* [WORK TO BE COMPLETED]: Gather up every line from the entries below that uses the word "JSON".

------

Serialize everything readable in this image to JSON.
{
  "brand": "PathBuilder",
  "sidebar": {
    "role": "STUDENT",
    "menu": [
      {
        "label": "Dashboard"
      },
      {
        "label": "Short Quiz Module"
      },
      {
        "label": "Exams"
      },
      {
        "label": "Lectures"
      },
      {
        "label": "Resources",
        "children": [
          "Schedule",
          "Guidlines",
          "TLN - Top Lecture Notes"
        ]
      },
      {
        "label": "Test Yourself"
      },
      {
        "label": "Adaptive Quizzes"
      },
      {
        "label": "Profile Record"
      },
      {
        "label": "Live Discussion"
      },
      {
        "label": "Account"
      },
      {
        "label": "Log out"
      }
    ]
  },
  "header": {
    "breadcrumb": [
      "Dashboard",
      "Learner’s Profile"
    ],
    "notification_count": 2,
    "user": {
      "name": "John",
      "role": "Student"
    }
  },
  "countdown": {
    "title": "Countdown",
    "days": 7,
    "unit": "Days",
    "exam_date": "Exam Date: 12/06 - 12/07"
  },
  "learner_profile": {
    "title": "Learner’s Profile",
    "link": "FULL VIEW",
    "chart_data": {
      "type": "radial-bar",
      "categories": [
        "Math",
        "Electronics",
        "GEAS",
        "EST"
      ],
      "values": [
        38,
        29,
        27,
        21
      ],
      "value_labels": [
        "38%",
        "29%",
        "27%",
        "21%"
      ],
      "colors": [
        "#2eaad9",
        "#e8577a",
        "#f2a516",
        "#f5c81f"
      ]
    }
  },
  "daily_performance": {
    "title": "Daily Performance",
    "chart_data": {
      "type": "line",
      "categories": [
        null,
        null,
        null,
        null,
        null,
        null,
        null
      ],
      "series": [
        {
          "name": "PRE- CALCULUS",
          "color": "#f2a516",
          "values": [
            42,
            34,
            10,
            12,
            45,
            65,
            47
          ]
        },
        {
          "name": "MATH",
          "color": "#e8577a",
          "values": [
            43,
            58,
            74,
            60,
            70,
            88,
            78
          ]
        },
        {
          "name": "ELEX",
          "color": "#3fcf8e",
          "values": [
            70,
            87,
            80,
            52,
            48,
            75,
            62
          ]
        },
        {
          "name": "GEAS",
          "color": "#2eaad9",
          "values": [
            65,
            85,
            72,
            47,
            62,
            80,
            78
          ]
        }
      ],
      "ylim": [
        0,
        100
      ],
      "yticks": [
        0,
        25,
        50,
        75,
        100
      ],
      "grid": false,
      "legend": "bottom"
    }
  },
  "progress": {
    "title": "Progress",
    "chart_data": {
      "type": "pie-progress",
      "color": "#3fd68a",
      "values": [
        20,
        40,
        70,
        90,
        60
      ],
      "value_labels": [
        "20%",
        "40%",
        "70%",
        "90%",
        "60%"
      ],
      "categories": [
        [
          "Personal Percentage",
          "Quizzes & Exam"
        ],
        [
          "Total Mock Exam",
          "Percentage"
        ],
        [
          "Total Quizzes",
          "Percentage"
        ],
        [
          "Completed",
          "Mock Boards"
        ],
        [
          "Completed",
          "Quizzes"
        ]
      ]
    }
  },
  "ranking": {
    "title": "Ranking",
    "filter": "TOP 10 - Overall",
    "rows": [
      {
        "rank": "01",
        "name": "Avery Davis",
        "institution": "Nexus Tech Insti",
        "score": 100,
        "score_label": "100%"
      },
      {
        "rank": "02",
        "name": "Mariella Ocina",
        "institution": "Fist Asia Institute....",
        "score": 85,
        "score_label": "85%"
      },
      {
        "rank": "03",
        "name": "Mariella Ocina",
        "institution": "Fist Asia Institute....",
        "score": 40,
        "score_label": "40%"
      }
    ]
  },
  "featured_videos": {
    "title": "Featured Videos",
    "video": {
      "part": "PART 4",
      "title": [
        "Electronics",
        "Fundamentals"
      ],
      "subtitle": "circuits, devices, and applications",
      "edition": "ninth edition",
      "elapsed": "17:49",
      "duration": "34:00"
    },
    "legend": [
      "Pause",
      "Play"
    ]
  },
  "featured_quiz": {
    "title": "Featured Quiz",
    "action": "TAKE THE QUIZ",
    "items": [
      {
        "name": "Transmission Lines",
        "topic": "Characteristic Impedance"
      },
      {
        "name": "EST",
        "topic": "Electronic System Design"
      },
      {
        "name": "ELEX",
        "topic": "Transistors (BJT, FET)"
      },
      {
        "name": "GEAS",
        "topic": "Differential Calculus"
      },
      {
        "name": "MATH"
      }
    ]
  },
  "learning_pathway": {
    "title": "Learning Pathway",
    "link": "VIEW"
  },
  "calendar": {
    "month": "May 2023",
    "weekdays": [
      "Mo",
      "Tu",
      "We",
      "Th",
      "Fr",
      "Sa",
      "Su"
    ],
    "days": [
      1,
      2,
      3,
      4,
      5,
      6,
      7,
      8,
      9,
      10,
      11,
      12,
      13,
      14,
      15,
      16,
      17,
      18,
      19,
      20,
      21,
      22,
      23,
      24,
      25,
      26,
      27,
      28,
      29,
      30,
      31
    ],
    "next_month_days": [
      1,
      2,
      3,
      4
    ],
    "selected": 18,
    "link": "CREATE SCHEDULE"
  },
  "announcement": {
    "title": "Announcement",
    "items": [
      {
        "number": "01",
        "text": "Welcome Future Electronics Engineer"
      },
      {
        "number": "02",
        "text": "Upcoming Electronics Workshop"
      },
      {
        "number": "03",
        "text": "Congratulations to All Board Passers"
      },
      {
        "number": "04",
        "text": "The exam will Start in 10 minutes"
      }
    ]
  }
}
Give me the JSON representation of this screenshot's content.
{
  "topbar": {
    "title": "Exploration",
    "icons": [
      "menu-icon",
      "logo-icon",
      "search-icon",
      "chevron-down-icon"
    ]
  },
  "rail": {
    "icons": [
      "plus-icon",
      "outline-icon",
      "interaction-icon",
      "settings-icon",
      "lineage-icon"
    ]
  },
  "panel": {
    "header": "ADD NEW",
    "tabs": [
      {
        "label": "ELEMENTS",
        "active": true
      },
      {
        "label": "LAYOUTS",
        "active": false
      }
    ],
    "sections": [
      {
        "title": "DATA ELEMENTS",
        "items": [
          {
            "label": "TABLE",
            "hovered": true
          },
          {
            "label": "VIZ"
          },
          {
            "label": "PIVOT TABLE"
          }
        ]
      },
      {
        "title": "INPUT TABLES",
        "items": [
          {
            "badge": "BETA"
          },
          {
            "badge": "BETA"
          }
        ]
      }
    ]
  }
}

------

* [OUTPUT OF THE EXERCISE]:
Serialize everything readable in this image to JSON.
Give me the JSON representation of this screenshot's content.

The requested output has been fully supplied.